◆ INSTRUCTIONS FOR THE TASK ◆
Determine the number of lines that have the string "ylabel" in them, and give only that number.
[BEGIN MATERIAL]
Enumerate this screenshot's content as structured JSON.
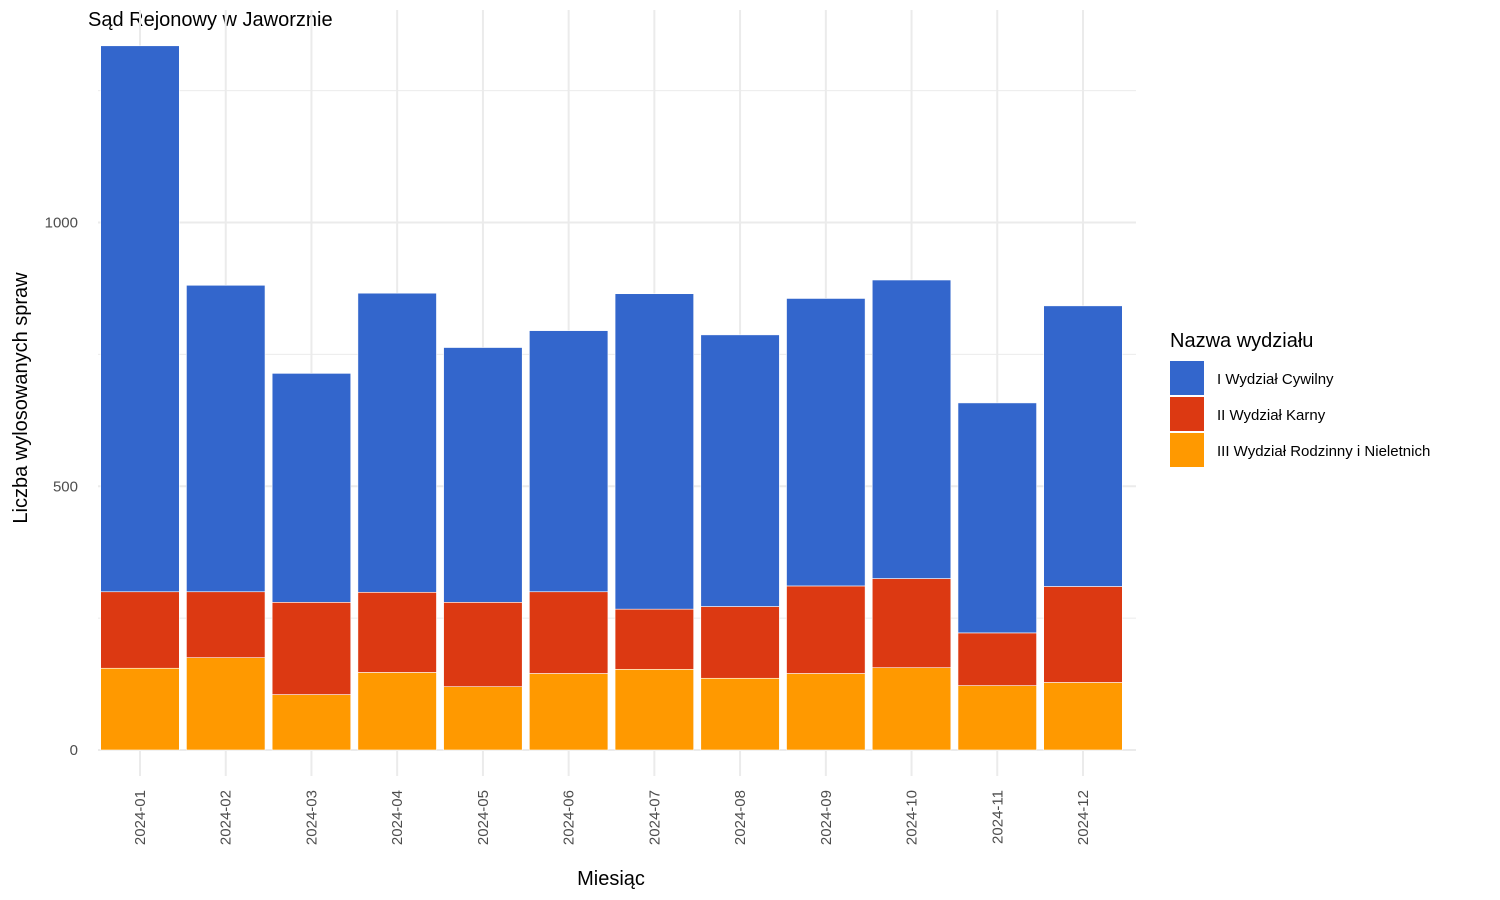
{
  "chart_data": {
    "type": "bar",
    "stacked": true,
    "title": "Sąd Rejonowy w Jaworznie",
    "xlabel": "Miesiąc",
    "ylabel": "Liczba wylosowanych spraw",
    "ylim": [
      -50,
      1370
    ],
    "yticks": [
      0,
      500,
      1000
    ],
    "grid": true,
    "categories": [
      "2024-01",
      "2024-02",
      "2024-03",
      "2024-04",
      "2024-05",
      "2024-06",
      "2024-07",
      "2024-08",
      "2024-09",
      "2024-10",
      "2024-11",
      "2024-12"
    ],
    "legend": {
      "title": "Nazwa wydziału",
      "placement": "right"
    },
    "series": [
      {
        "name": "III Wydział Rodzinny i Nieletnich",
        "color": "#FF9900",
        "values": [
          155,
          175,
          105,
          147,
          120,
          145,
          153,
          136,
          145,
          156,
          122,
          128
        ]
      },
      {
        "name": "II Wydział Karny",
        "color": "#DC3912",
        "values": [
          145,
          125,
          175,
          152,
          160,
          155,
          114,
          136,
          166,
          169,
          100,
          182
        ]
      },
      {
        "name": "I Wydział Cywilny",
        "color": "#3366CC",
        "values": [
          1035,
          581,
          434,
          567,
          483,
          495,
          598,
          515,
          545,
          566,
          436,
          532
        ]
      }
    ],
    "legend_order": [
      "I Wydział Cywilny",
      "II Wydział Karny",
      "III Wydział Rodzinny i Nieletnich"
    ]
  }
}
[END MATERIAL]
[BEGIN MATERIAL]
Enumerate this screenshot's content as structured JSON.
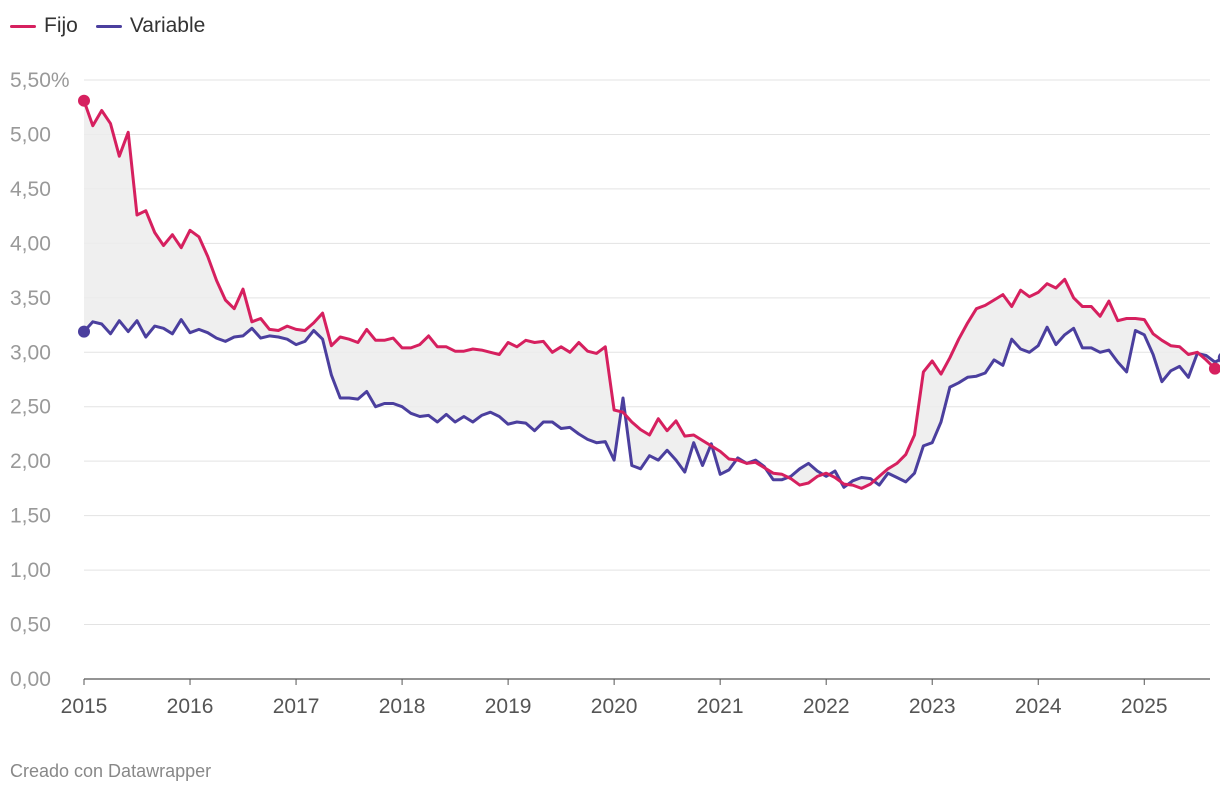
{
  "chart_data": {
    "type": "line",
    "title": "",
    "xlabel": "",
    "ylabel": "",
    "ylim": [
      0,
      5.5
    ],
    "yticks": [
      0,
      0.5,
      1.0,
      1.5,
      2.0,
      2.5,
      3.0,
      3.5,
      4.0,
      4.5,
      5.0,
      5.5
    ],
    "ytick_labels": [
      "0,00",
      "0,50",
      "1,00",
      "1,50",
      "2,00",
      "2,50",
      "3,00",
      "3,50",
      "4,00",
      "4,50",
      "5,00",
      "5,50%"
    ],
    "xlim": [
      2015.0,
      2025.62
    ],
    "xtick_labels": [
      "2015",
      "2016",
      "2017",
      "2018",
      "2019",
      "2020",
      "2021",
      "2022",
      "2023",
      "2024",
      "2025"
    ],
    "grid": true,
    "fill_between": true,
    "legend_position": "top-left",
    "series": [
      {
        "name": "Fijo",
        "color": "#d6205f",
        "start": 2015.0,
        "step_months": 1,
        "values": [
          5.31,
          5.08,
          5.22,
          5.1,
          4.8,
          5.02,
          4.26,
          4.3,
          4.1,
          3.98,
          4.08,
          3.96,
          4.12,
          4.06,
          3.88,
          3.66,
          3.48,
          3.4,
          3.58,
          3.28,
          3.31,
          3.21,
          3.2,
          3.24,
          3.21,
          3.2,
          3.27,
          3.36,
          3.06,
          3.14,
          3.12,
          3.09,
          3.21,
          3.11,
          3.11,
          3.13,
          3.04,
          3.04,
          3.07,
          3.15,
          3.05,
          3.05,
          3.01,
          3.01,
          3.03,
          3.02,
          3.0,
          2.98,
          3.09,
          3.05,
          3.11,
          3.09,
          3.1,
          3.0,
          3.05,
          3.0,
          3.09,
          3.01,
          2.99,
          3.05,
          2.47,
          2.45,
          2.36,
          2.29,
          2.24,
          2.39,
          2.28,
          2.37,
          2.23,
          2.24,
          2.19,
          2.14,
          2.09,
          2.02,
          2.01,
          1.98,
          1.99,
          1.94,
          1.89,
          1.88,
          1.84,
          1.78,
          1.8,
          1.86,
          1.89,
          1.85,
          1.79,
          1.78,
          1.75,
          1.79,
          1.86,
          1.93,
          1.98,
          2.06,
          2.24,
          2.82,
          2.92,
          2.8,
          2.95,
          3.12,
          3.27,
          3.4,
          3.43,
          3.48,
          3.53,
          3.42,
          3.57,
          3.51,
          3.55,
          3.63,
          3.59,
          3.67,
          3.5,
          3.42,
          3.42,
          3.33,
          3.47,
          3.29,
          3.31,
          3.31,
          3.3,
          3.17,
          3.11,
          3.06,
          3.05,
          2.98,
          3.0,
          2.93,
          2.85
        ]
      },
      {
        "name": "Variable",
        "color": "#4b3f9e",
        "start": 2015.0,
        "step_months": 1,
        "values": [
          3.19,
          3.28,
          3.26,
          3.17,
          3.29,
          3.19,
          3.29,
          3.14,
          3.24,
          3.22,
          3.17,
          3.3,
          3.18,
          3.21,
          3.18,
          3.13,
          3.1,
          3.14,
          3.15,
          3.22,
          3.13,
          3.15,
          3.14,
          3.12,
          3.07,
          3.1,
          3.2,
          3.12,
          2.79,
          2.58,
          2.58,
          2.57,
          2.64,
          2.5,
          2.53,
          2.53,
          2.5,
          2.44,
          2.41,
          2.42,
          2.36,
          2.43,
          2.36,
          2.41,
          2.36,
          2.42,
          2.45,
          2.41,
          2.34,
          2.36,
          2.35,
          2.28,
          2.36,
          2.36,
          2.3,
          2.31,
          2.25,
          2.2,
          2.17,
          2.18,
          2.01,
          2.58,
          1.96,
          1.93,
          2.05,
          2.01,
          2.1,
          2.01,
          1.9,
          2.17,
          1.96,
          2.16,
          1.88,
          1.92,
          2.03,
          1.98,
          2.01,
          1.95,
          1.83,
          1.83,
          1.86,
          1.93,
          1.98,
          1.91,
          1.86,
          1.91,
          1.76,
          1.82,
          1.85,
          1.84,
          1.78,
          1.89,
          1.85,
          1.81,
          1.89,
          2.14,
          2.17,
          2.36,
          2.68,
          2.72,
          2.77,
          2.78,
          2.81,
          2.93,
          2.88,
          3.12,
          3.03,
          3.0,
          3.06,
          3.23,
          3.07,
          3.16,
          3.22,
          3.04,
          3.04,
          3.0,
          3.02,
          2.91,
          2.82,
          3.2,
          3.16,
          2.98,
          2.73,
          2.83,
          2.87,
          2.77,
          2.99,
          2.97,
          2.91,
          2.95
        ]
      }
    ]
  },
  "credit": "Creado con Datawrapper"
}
[END MATERIAL]
◆ EXERCISE OUTPUT ◆
2